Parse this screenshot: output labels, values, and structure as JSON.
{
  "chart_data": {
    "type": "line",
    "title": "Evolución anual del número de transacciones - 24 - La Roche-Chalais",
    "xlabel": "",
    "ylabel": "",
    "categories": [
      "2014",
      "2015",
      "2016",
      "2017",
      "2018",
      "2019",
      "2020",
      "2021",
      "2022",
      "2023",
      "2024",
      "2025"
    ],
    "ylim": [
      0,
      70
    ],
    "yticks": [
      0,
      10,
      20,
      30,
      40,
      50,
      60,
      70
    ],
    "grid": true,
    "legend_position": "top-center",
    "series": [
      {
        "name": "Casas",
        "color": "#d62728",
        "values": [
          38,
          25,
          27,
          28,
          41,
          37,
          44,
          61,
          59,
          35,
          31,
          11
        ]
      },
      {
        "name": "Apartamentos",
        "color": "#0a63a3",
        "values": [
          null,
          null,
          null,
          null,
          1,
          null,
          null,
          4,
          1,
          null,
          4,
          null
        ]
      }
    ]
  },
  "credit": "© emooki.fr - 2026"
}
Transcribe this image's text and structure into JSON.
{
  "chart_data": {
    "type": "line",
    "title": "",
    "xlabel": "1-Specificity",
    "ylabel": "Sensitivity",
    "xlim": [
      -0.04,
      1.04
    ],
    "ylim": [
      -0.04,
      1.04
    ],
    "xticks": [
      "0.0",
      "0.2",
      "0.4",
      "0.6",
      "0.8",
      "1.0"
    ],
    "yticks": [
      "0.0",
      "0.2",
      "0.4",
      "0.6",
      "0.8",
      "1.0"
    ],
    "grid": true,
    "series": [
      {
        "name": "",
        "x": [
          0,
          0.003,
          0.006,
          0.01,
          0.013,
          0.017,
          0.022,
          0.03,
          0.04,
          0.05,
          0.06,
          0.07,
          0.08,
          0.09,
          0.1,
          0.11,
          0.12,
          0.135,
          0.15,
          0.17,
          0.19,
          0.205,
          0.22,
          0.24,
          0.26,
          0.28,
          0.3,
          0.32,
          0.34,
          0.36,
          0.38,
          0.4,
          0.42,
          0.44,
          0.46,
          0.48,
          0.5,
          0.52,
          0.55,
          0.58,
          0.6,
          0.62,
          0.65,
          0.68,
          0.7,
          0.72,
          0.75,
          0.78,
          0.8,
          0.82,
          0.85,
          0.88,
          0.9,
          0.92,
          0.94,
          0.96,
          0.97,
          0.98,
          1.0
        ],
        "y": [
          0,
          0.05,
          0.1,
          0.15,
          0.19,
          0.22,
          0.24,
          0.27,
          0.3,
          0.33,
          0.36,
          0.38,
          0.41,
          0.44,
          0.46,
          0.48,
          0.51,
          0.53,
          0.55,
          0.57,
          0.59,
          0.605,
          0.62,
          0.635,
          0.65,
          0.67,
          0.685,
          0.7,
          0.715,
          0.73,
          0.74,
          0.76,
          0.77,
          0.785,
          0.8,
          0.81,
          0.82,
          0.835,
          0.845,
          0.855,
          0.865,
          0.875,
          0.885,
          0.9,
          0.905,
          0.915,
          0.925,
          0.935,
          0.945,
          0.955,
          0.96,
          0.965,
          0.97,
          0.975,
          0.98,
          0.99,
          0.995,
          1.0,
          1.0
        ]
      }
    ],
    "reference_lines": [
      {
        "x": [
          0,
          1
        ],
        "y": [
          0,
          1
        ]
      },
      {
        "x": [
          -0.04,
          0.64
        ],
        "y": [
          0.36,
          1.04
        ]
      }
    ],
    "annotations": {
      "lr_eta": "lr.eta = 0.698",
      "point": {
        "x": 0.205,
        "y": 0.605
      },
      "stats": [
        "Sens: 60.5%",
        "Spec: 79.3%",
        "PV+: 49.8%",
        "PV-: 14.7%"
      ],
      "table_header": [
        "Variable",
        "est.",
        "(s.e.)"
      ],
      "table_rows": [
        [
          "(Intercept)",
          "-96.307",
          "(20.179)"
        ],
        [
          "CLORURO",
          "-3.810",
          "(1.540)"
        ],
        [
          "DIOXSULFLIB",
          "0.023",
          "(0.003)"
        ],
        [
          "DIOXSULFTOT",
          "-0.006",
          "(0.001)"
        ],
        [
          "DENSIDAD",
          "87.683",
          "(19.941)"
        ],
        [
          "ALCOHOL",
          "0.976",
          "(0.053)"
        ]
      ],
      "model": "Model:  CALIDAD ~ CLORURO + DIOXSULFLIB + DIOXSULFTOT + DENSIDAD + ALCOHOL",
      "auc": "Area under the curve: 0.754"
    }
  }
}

Work to do -> Check all the records above and select each line where the string "structure" is found.

Response to the exercise ->
Parse this screenshot: output labels, values, and structure as JSON.
Transcribe this image's text and structure into JSON.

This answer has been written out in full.